◆ **WHAT THIS TASK INVOLVES**:
In the entries below, find every line with "PHÂN" and copy it.

-----

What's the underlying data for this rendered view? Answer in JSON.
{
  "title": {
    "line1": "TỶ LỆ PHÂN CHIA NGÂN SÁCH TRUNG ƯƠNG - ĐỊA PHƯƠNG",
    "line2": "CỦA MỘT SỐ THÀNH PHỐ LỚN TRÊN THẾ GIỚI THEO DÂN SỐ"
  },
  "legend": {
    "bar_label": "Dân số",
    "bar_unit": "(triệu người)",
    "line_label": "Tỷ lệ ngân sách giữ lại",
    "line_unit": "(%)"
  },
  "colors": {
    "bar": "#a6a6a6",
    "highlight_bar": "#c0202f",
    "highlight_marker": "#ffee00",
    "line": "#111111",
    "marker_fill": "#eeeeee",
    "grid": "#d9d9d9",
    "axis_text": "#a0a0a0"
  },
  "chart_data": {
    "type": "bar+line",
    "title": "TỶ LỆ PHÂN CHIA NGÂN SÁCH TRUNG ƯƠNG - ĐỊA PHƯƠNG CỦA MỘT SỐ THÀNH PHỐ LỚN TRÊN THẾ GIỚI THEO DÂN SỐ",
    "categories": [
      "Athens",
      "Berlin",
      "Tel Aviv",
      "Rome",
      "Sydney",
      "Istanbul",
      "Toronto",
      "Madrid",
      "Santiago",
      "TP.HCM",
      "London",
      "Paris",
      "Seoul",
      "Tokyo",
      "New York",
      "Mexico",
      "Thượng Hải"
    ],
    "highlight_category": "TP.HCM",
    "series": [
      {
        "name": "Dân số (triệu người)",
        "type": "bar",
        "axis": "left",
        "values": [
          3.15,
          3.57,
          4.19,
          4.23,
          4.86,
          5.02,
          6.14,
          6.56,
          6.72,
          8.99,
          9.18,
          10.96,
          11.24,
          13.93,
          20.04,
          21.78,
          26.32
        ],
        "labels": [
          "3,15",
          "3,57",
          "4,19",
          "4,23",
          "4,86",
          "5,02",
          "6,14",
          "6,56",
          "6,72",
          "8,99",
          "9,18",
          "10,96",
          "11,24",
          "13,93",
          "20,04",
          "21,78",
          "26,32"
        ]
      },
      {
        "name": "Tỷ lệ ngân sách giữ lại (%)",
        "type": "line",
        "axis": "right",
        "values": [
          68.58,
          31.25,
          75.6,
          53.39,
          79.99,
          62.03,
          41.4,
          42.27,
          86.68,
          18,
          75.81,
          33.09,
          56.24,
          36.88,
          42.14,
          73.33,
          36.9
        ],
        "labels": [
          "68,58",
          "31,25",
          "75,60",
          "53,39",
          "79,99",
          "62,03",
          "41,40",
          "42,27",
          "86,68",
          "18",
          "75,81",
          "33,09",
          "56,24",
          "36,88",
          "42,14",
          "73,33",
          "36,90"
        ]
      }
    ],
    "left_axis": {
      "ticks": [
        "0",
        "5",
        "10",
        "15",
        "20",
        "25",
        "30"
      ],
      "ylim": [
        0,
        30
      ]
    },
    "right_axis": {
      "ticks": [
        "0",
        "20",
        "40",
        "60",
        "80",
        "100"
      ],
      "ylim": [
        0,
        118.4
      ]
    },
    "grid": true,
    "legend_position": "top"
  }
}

-----

◆ **RESPONSE**:
    "line1": "TỶ LỆ PHÂN CHIA NGÂN SÁCH TRUNG ƯƠNG - ĐỊA PHƯƠNG",
    "title": "TỶ LỆ PHÂN CHIA NGÂN SÁCH TRUNG ƯƠNG - ĐỊA PHƯƠNG CỦA MỘT SỐ THÀNH PHỐ LỚN TRÊN THẾ GIỚI THEO DÂN SỐ",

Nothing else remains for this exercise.